** start of Records provided **

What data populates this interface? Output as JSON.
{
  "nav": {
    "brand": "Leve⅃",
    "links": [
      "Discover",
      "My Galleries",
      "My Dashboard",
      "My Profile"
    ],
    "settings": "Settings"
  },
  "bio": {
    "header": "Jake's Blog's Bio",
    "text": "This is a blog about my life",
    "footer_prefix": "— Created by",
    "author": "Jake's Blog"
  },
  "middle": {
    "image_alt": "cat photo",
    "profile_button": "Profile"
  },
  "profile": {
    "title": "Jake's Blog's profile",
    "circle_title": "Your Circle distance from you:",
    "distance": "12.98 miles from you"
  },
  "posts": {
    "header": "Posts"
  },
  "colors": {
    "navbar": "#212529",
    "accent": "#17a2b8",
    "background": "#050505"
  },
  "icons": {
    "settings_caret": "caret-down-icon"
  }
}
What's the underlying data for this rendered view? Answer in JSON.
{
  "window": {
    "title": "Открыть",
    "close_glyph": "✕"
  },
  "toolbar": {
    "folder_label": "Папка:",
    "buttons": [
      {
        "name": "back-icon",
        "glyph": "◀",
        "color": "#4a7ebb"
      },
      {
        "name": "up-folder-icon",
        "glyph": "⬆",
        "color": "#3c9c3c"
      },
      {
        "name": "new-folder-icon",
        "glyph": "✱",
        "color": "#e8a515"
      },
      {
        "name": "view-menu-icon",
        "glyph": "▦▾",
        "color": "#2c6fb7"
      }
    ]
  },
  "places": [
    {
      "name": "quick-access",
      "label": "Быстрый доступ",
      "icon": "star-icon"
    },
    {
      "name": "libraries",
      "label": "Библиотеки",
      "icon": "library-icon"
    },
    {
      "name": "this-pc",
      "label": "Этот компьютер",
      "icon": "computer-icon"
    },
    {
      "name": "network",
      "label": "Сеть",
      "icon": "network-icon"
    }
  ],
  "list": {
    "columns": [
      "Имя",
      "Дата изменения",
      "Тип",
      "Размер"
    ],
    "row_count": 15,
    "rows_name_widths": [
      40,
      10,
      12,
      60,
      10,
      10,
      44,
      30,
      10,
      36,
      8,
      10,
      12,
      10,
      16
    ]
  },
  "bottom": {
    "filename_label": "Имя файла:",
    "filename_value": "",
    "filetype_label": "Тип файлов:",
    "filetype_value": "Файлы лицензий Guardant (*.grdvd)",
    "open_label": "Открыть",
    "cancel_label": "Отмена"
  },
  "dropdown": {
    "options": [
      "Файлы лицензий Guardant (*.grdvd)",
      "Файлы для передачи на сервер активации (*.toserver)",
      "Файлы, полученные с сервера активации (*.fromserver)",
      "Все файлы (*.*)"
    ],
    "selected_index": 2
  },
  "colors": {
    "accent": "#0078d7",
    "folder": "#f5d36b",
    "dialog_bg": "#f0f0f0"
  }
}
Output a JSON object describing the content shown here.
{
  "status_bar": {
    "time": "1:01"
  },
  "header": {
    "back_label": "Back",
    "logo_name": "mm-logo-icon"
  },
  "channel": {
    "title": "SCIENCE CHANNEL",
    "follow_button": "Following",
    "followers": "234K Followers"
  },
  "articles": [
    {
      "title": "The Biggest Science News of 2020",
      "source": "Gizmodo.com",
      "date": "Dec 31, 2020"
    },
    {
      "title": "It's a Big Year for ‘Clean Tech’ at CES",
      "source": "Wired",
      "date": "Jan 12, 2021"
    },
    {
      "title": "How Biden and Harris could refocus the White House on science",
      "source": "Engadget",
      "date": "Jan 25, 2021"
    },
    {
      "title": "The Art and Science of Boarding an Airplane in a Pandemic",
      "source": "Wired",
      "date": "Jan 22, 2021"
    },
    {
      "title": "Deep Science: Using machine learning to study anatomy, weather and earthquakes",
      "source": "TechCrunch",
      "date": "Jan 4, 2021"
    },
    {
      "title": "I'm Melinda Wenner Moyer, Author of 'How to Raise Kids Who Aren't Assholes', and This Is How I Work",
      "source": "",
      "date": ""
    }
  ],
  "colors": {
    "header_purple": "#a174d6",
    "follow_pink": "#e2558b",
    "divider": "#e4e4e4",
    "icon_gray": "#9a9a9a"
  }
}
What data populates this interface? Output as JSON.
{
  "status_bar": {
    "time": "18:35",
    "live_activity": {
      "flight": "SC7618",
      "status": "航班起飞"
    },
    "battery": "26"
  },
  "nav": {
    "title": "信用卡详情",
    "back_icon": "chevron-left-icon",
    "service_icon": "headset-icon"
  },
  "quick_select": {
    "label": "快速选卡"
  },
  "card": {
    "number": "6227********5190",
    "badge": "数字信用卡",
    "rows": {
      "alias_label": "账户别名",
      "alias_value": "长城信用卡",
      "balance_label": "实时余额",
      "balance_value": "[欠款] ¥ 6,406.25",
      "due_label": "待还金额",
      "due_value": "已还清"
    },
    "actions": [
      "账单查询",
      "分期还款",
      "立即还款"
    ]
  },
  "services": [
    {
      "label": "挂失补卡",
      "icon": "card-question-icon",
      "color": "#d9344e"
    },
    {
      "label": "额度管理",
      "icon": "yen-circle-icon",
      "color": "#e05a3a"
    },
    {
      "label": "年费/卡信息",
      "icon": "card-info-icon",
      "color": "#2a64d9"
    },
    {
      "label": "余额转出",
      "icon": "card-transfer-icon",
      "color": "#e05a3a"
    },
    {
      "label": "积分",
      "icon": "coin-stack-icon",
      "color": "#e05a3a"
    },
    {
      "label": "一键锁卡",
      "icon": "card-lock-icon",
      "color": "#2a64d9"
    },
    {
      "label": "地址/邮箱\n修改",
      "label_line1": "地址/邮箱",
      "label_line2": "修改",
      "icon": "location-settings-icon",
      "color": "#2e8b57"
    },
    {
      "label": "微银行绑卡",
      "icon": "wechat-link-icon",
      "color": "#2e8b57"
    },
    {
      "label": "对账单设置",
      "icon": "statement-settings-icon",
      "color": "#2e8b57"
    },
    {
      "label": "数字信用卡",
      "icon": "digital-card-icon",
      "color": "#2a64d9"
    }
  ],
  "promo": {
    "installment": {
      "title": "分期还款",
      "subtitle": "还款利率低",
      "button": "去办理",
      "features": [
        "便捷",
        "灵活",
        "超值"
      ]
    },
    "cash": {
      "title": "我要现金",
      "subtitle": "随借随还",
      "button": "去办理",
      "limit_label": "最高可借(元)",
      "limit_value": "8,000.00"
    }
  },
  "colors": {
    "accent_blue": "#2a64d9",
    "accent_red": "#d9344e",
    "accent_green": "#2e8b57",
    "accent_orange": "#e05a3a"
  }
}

** end of Records provided **

• [Problem description]:
Write the listing out again, exactly as shown above.

• [Answer]:
What data populates this interface? Output as JSON.
{
  "nav": {
    "brand": "Leve⅃",
    "links": [
      "Discover",
      "My Galleries",
      "My Dashboard",
      "My Profile"
    ],
    "settings": "Settings"
  },
  "bio": {
    "header": "Jake's Blog's Bio",
    "text": "This is a blog about my life",
    "footer_prefix": "— Created by",
    "author": "Jake's Blog"
  },
  "middle": {
    "image_alt": "cat photo",
    "profile_button": "Profile"
  },
  "profile": {
    "title": "Jake's Blog's profile",
    "circle_title": "Your Circle distance from you:",
    "distance": "12.98 miles from you"
  },
  "posts": {
    "header": "Posts"
  },
  "colors": {
    "navbar": "#212529",
    "accent": "#17a2b8",
    "background": "#050505"
  },
  "icons": {
    "settings_caret": "caret-down-icon"
  }
}
What's the underlying data for this rendered view? Answer in JSON.
{
  "window": {
    "title": "Открыть",
    "close_glyph": "✕"
  },
  "toolbar": {
    "folder_label": "Папка:",
    "buttons": [
      {
        "name": "back-icon",
        "glyph": "◀",
        "color": "#4a7ebb"
      },
      {
        "name": "up-folder-icon",
        "glyph": "⬆",
        "color": "#3c9c3c"
      },
      {
        "name": "new-folder-icon",
        "glyph": "✱",
        "color": "#e8a515"
      },
      {
        "name": "view-menu-icon",
        "glyph": "▦▾",
        "color": "#2c6fb7"
      }
    ]
  },
  "places": [
    {
      "name": "quick-access",
      "label": "Быстрый доступ",
      "icon": "star-icon"
    },
    {
      "name": "libraries",
      "label": "Библиотеки",
      "icon": "library-icon"
    },
    {
      "name": "this-pc",
      "label": "Этот компьютер",
      "icon": "computer-icon"
    },
    {
      "name": "network",
      "label": "Сеть",
      "icon": "network-icon"
    }
  ],
  "list": {
    "columns": [
      "Имя",
      "Дата изменения",
      "Тип",
      "Размер"
    ],
    "row_count": 15,
    "rows_name_widths": [
      40,
      10,
      12,
      60,
      10,
      10,
      44,
      30,
      10,
      36,
      8,
      10,
      12,
      10,
      16
    ]
  },
  "bottom": {
    "filename_label": "Имя файла:",
    "filename_value": "",
    "filetype_label": "Тип файлов:",
    "filetype_value": "Файлы лицензий Guardant (*.grdvd)",
    "open_label": "Открыть",
    "cancel_label": "Отмена"
  },
  "dropdown": {
    "options": [
      "Файлы лицензий Guardant (*.grdvd)",
      "Файлы для передачи на сервер активации (*.toserver)",
      "Файлы, полученные с сервера активации (*.fromserver)",
      "Все файлы (*.*)"
    ],
    "selected_index": 2
  },
  "colors": {
    "accent": "#0078d7",
    "folder": "#f5d36b",
    "dialog_bg": "#f0f0f0"
  }
}
Output a JSON object describing the content shown here.
{
  "status_bar": {
    "time": "1:01"
  },
  "header": {
    "back_label": "Back",
    "logo_name": "mm-logo-icon"
  },
  "channel": {
    "title": "SCIENCE CHANNEL",
    "follow_button": "Following",
    "followers": "234K Followers"
  },
  "articles": [
    {
      "title": "The Biggest Science News of 2020",
      "source": "Gizmodo.com",
      "date": "Dec 31, 2020"
    },
    {
      "title": "It's a Big Year for ‘Clean Tech’ at CES",
      "source": "Wired",
      "date": "Jan 12, 2021"
    },
    {
      "title": "How Biden and Harris could refocus the White House on science",
      "source": "Engadget",
      "date": "Jan 25, 2021"
    },
    {
      "title": "The Art and Science of Boarding an Airplane in a Pandemic",
      "source": "Wired",
      "date": "Jan 22, 2021"
    },
    {
      "title": "Deep Science: Using machine learning to study anatomy, weather and earthquakes",
      "source": "TechCrunch",
      "date": "Jan 4, 2021"
    },
    {
      "title": "I'm Melinda Wenner Moyer, Author of 'How to Raise Kids Who Aren't Assholes', and This Is How I Work",
      "source": "",
      "date": ""
    }
  ],
  "colors": {
    "header_purple": "#a174d6",
    "follow_pink": "#e2558b",
    "divider": "#e4e4e4",
    "icon_gray": "#9a9a9a"
  }
}
What data populates this interface? Output as JSON.
{
  "status_bar": {
    "time": "18:35",
    "live_activity": {
      "flight": "SC7618",
      "status": "航班起飞"
    },
    "battery": "26"
  },
  "nav": {
    "title": "信用卡详情",
    "back_icon": "chevron-left-icon",
    "service_icon": "headset-icon"
  },
  "quick_select": {
    "label": "快速选卡"
  },
  "card": {
    "number": "6227********5190",
    "badge": "数字信用卡",
    "rows": {
      "alias_label": "账户别名",
      "alias_value": "长城信用卡",
      "balance_label": "实时余额",
      "balance_value": "[欠款] ¥ 6,406.25",
      "due_label": "待还金额",
      "due_value": "已还清"
    },
    "actions": [
      "账单查询",
      "分期还款",
      "立即还款"
    ]
  },
  "services": [
    {
      "label": "挂失补卡",
      "icon": "card-question-icon",
      "color": "#d9344e"
    },
    {
      "label": "额度管理",
      "icon": "yen-circle-icon",
      "color": "#e05a3a"
    },
    {
      "label": "年费/卡信息",
      "icon": "card-info-icon",
      "color": "#2a64d9"
    },
    {
      "label": "余额转出",
      "icon": "card-transfer-icon",
      "color": "#e05a3a"
    },
    {
      "label": "积分",
      "icon": "coin-stack-icon",
      "color": "#e05a3a"
    },
    {
      "label": "一键锁卡",
      "icon": "card-lock-icon",
      "color": "#2a64d9"
    },
    {
      "label": "地址/邮箱\n修改",
      "label_line1": "地址/邮箱",
      "label_line2": "修改",
      "icon": "location-settings-icon",
      "color": "#2e8b57"
    },
    {
      "label": "微银行绑卡",
      "icon": "wechat-link-icon",
      "color": "#2e8b57"
    },
    {
      "label": "对账单设置",
      "icon": "statement-settings-icon",
      "color": "#2e8b57"
    },
    {
      "label": "数字信用卡",
      "icon": "digital-card-icon",
      "color": "#2a64d9"
    }
  ],
  "promo": {
    "installment": {
      "title": "分期还款",
      "subtitle": "还款利率低",
      "button": "去办理",
      "features": [
        "便捷",
        "灵活",
        "超值"
      ]
    },
    "cash": {
      "title": "我要现金",
      "subtitle": "随借随还",
      "button": "去办理",
      "limit_label": "最高可借(元)",
      "limit_value": "8,000.00"
    }
  },
  "colors": {
    "accent_blue": "#2a64d9",
    "accent_red": "#d9344e",
    "accent_green": "#2e8b57",
    "accent_orange": "#e05a3a"
  }
}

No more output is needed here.